▶ [Aim of the exercise]: Omit every picture and output the rest of the records exactly as they are.

* BEGIN Task inputs *

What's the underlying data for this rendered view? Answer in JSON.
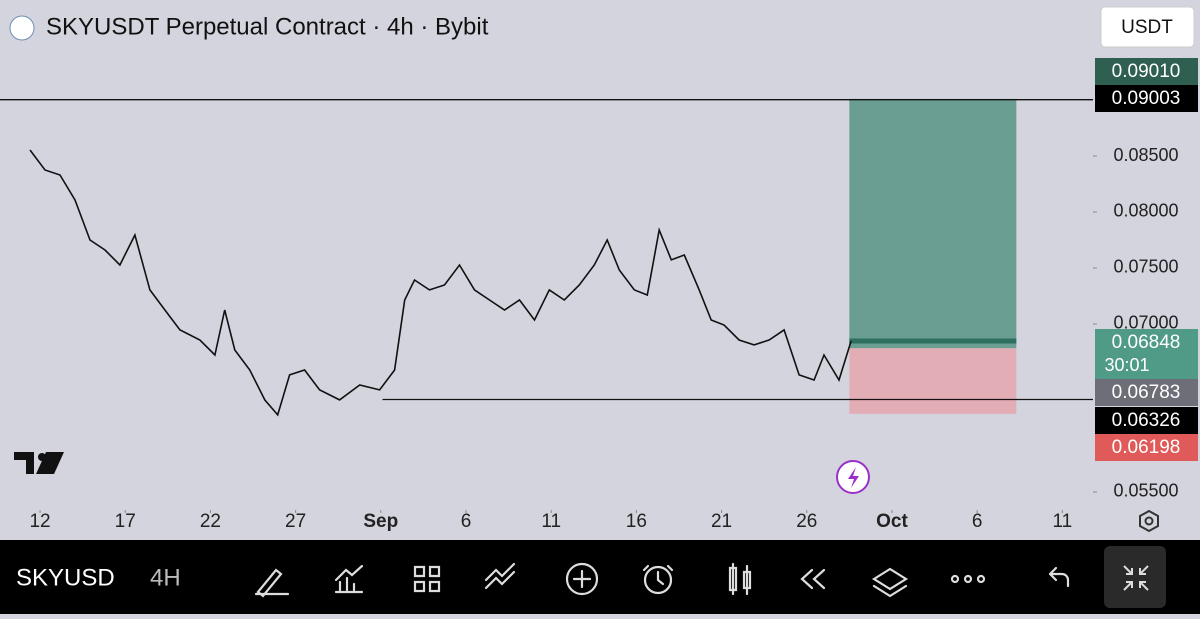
{
  "header": {
    "title": "SKYUSDT Perpetual Contract · 4h · Bybit",
    "currency": "USDT"
  },
  "chart_data": {
    "type": "line",
    "x": [
      -0.59,
      0.29,
      1.17,
      2.05,
      2.93,
      3.81,
      4.69,
      5.57,
      6.45,
      7.33,
      8.21,
      9.38,
      10.26,
      10.84,
      11.43,
      12.31,
      13.19,
      13.95,
      14.65,
      15.53,
      16.41,
      17.58,
      18.76,
      19.93,
      20.81,
      21.4,
      21.98,
      22.86,
      23.74,
      24.62,
      25.5,
      26.38,
      27.26,
      28.14,
      29.02,
      29.89,
      30.77,
      31.65,
      32.53,
      33.29,
      34.0,
      34.88,
      35.64,
      36.34,
      37.05,
      37.81,
      38.69,
      39.39,
      40.15,
      41.03,
      41.91,
      42.79,
      43.67,
      44.55,
      45.43,
      46.01,
      46.89,
      47.6
    ],
    "series": [
      {
        "color": "#111111",
        "values": [
          0.08554,
          0.08375,
          0.0833,
          0.08107,
          0.0775,
          0.07661,
          0.07527,
          0.07795,
          0.07304,
          0.07125,
          0.06947,
          0.06857,
          0.06723,
          0.07125,
          0.06768,
          0.06589,
          0.06322,
          0.06188,
          0.06545,
          0.06589,
          0.06411,
          0.06322,
          0.06455,
          0.06411,
          0.06589,
          0.07214,
          0.07393,
          0.07304,
          0.07348,
          0.07527,
          0.07304,
          0.07214,
          0.07125,
          0.07214,
          0.07036,
          0.07304,
          0.07214,
          0.07348,
          0.07527,
          0.0775,
          0.07482,
          0.07304,
          0.07259,
          0.07839,
          0.07572,
          0.07616,
          0.07304,
          0.07036,
          0.06991,
          0.06857,
          0.06813,
          0.06857,
          0.06947,
          0.06545,
          0.065,
          0.06723,
          0.065,
          0.06848
        ]
      }
    ],
    "xlim": [
      -2.35,
      61.8
    ],
    "ylim": [
      0.05339,
      0.09893
    ],
    "xticks": [
      {
        "value": 0,
        "label": "12"
      },
      {
        "value": 5,
        "label": "17"
      },
      {
        "value": 10,
        "label": "22"
      },
      {
        "value": 15,
        "label": "27"
      },
      {
        "value": 20,
        "label": "Sep"
      },
      {
        "value": 25,
        "label": "6"
      },
      {
        "value": 30,
        "label": "11"
      },
      {
        "value": 35,
        "label": "16"
      },
      {
        "value": 40,
        "label": "21"
      },
      {
        "value": 45,
        "label": "26"
      },
      {
        "value": 50,
        "label": "Oct"
      },
      {
        "value": 55,
        "label": "6"
      },
      {
        "value": 60,
        "label": "11"
      }
    ],
    "yticks": [
      {
        "value": 0.055,
        "label": "0.05500"
      },
      {
        "value": 0.07,
        "label": "0.07000"
      },
      {
        "value": 0.075,
        "label": "0.07500"
      },
      {
        "value": 0.08,
        "label": "0.08000"
      },
      {
        "value": 0.085,
        "label": "0.08500"
      }
    ],
    "levels": [
      {
        "value": 0.09003,
        "label": "0.09003",
        "xlim": [
          -2.35,
          61.8
        ]
      },
      {
        "value": 0.06326,
        "label": "0.06326",
        "xlim": [
          20.1,
          61.8
        ]
      }
    ],
    "position": {
      "x": [
        47.5,
        57.3
      ],
      "target": {
        "value": 0.0901,
        "label": "0.09010"
      },
      "entry": {
        "value": 0.06783,
        "label": "0.06783"
      },
      "stop": {
        "value": 0.06198,
        "label": "0.06198"
      }
    },
    "current": {
      "value": 0.06848,
      "label": "0.06848",
      "countdown": "30:01"
    }
  },
  "toolbar": {
    "symbol": "SKYUSD",
    "interval": "4H"
  }
}
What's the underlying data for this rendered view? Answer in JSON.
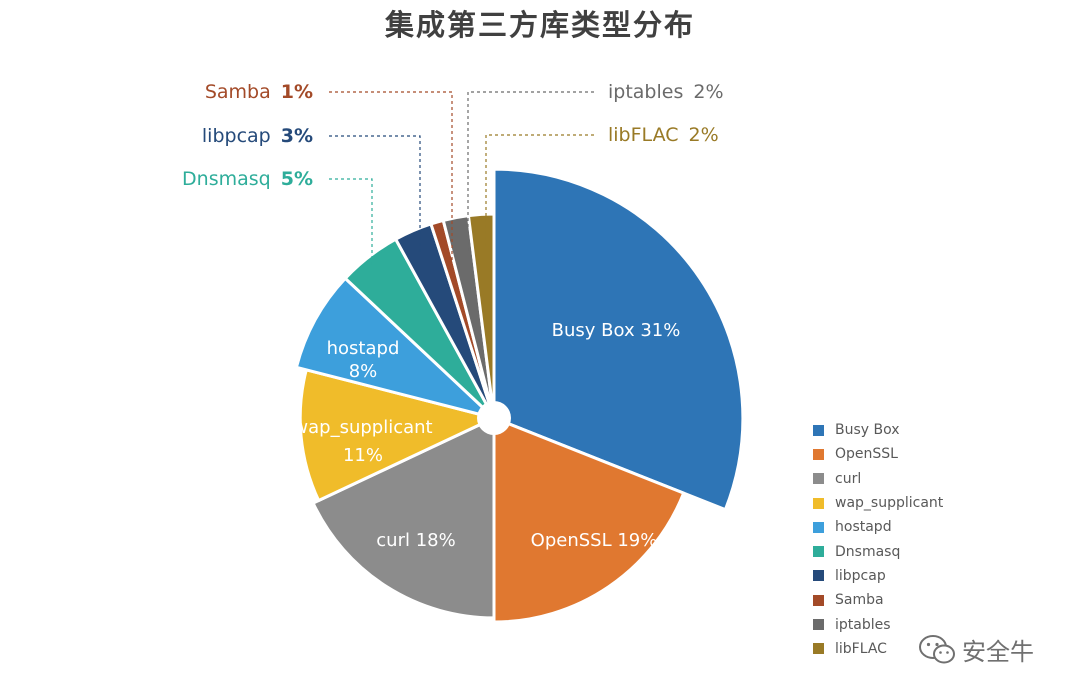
{
  "title": "集成第三方库类型分布",
  "watermark": {
    "text": "安全牛",
    "icon": "wechat-icon"
  },
  "chart_data": {
    "type": "pie",
    "title": "集成第三方库类型分布",
    "legend_position": "bottom-right",
    "slices": [
      {
        "name": "Busy Box",
        "value": 31,
        "label": "31%",
        "color": "#2E75B6",
        "exploded": true
      },
      {
        "name": "OpenSSL",
        "value": 19,
        "label": "19%",
        "color": "#E07830"
      },
      {
        "name": "curl",
        "value": 18,
        "label": "18%",
        "color": "#8C8C8C"
      },
      {
        "name": "wap_supplicant",
        "value": 11,
        "label": "11%",
        "color": "#F0BC2A"
      },
      {
        "name": "hostapd",
        "value": 8,
        "label": "8%",
        "color": "#3D9FDC"
      },
      {
        "name": "Dnsmasq",
        "value": 5,
        "label": "5%",
        "color": "#2EAD9A"
      },
      {
        "name": "libpcap",
        "value": 3,
        "label": "3%",
        "color": "#254A7A"
      },
      {
        "name": "Samba",
        "value": 1,
        "label": "1%",
        "color": "#A34A28"
      },
      {
        "name": "iptables",
        "value": 2,
        "label": "2%",
        "color": "#6B6B6B"
      },
      {
        "name": "libFLAC",
        "value": 2,
        "label": "2%",
        "color": "#997A26"
      }
    ]
  }
}
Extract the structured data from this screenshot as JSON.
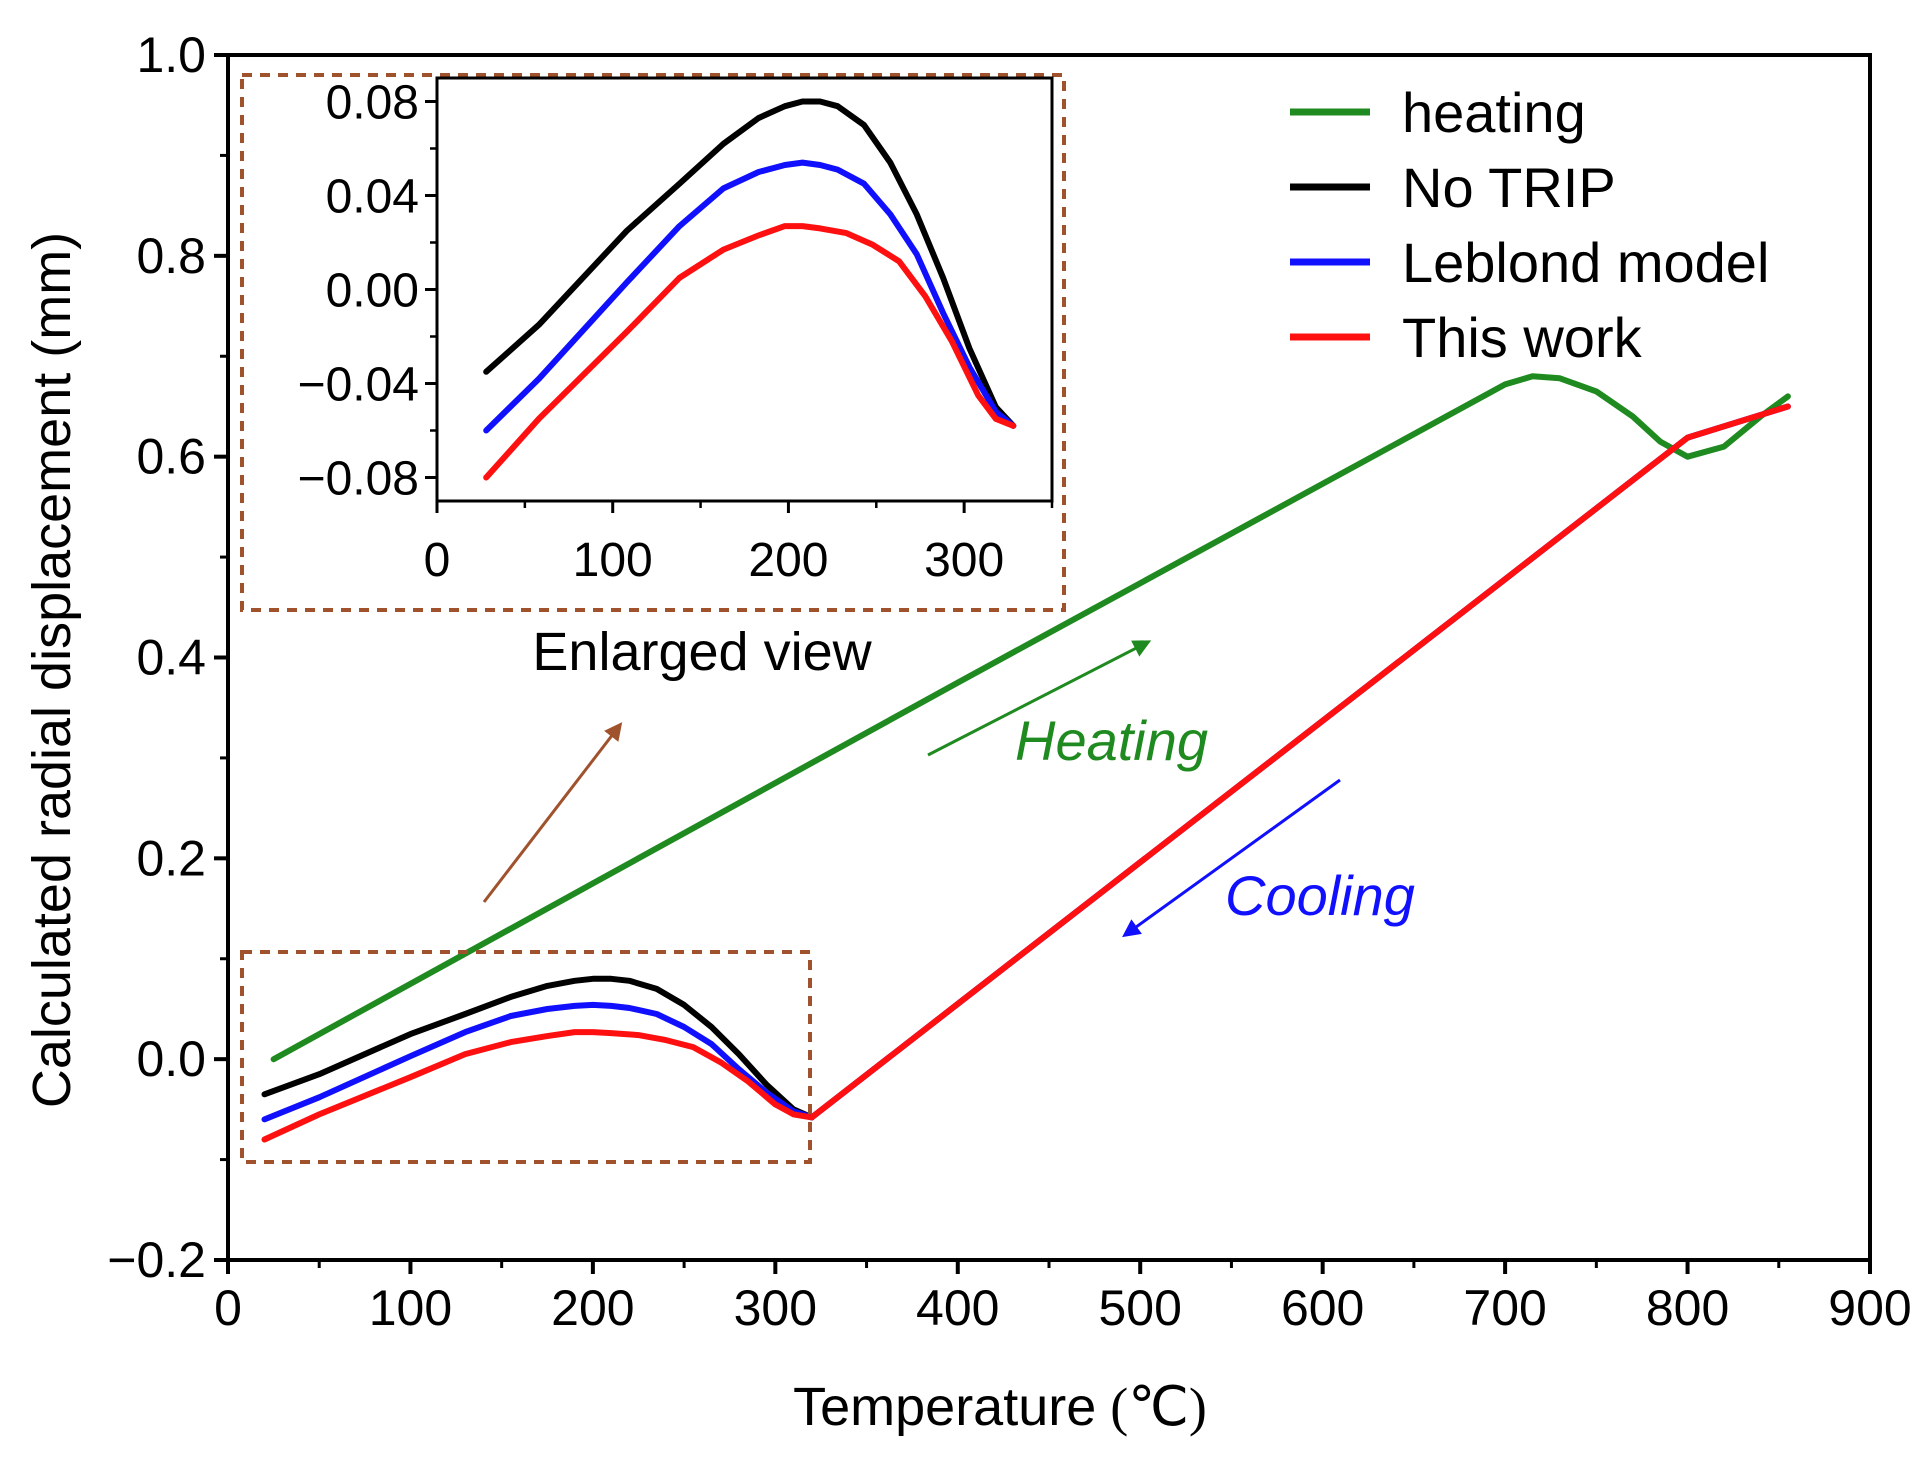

* END Task inputs *

▶ [Expected answer]:
What's the underlying data for this rendered view? Answer in JSON.
{
  "header": {
    "title": "SKYUSDT Perpetual Contract · 4h · Bybit",
    "currency": "USDT"
  },
  "chart_data": {
    "type": "line",
    "x": [
      -0.59,
      0.29,
      1.17,
      2.05,
      2.93,
      3.81,
      4.69,
      5.57,
      6.45,
      7.33,
      8.21,
      9.38,
      10.26,
      10.84,
      11.43,
      12.31,
      13.19,
      13.95,
      14.65,
      15.53,
      16.41,
      17.58,
      18.76,
      19.93,
      20.81,
      21.4,
      21.98,
      22.86,
      23.74,
      24.62,
      25.5,
      26.38,
      27.26,
      28.14,
      29.02,
      29.89,
      30.77,
      31.65,
      32.53,
      33.29,
      34.0,
      34.88,
      35.64,
      36.34,
      37.05,
      37.81,
      38.69,
      39.39,
      40.15,
      41.03,
      41.91,
      42.79,
      43.67,
      44.55,
      45.43,
      46.01,
      46.89,
      47.6
    ],
    "series": [
      {
        "color": "#111111",
        "values": [
          0.08554,
          0.08375,
          0.0833,
          0.08107,
          0.0775,
          0.07661,
          0.07527,
          0.07795,
          0.07304,
          0.07125,
          0.06947,
          0.06857,
          0.06723,
          0.07125,
          0.06768,
          0.06589,
          0.06322,
          0.06188,
          0.06545,
          0.06589,
          0.06411,
          0.06322,
          0.06455,
          0.06411,
          0.06589,
          0.07214,
          0.07393,
          0.07304,
          0.07348,
          0.07527,
          0.07304,
          0.07214,
          0.07125,
          0.07214,
          0.07036,
          0.07304,
          0.07214,
          0.07348,
          0.07527,
          0.0775,
          0.07482,
          0.07304,
          0.07259,
          0.07839,
          0.07572,
          0.07616,
          0.07304,
          0.07036,
          0.06991,
          0.06857,
          0.06813,
          0.06857,
          0.06947,
          0.06545,
          0.065,
          0.06723,
          0.065,
          0.06848
        ]
      }
    ],
    "xlim": [
      -2.35,
      61.8
    ],
    "ylim": [
      0.05339,
      0.09893
    ],
    "xticks": [
      {
        "value": 0,
        "label": "12"
      },
      {
        "value": 5,
        "label": "17"
      },
      {
        "value": 10,
        "label": "22"
      },
      {
        "value": 15,
        "label": "27"
      },
      {
        "value": 20,
        "label": "Sep"
      },
      {
        "value": 25,
        "label": "6"
      },
      {
        "value": 30,
        "label": "11"
      },
      {
        "value": 35,
        "label": "16"
      },
      {
        "value": 40,
        "label": "21"
      },
      {
        "value": 45,
        "label": "26"
      },
      {
        "value": 50,
        "label": "Oct"
      },
      {
        "value": 55,
        "label": "6"
      },
      {
        "value": 60,
        "label": "11"
      }
    ],
    "yticks": [
      {
        "value": 0.055,
        "label": "0.05500"
      },
      {
        "value": 0.07,
        "label": "0.07000"
      },
      {
        "value": 0.075,
        "label": "0.07500"
      },
      {
        "value": 0.08,
        "label": "0.08000"
      },
      {
        "value": 0.085,
        "label": "0.08500"
      }
    ],
    "levels": [
      {
        "value": 0.09003,
        "label": "0.09003",
        "xlim": [
          -2.35,
          61.8
        ]
      },
      {
        "value": 0.06326,
        "label": "0.06326",
        "xlim": [
          20.1,
          61.8
        ]
      }
    ],
    "position": {
      "x": [
        47.5,
        57.3
      ],
      "target": {
        "value": 0.0901,
        "label": "0.09010"
      },
      "entry": {
        "value": 0.06783,
        "label": "0.06783"
      },
      "stop": {
        "value": 0.06198,
        "label": "0.06198"
      }
    },
    "current": {
      "value": 0.06848,
      "label": "0.06848",
      "countdown": "30:01"
    }
  },
  "toolbar": {
    "symbol": "SKYUSD",
    "interval": "4H"
  }
}
What's the underlying data for this rendered view? Answer in JSON.
{
  "title": "集成第三方库类型分布",
  "watermark": {
    "text": "安全牛",
    "icon": "wechat-icon"
  },
  "chart_data": {
    "type": "pie",
    "title": "集成第三方库类型分布",
    "legend_position": "bottom-right",
    "slices": [
      {
        "name": "Busy Box",
        "value": 31,
        "label": "31%",
        "color": "#2E75B6",
        "exploded": true
      },
      {
        "name": "OpenSSL",
        "value": 19,
        "label": "19%",
        "color": "#E07830"
      },
      {
        "name": "curl",
        "value": 18,
        "label": "18%",
        "color": "#8C8C8C"
      },
      {
        "name": "wap_supplicant",
        "value": 11,
        "label": "11%",
        "color": "#F0BC2A"
      },
      {
        "name": "hostapd",
        "value": 8,
        "label": "8%",
        "color": "#3D9FDC"
      },
      {
        "name": "Dnsmasq",
        "value": 5,
        "label": "5%",
        "color": "#2EAD9A"
      },
      {
        "name": "libpcap",
        "value": 3,
        "label": "3%",
        "color": "#254A7A"
      },
      {
        "name": "Samba",
        "value": 1,
        "label": "1%",
        "color": "#A34A28"
      },
      {
        "name": "iptables",
        "value": 2,
        "label": "2%",
        "color": "#6B6B6B"
      },
      {
        "name": "libFLAC",
        "value": 2,
        "label": "2%",
        "color": "#997A26"
      }
    ]
  }
}
Extract the structured data from this screenshot as JSON.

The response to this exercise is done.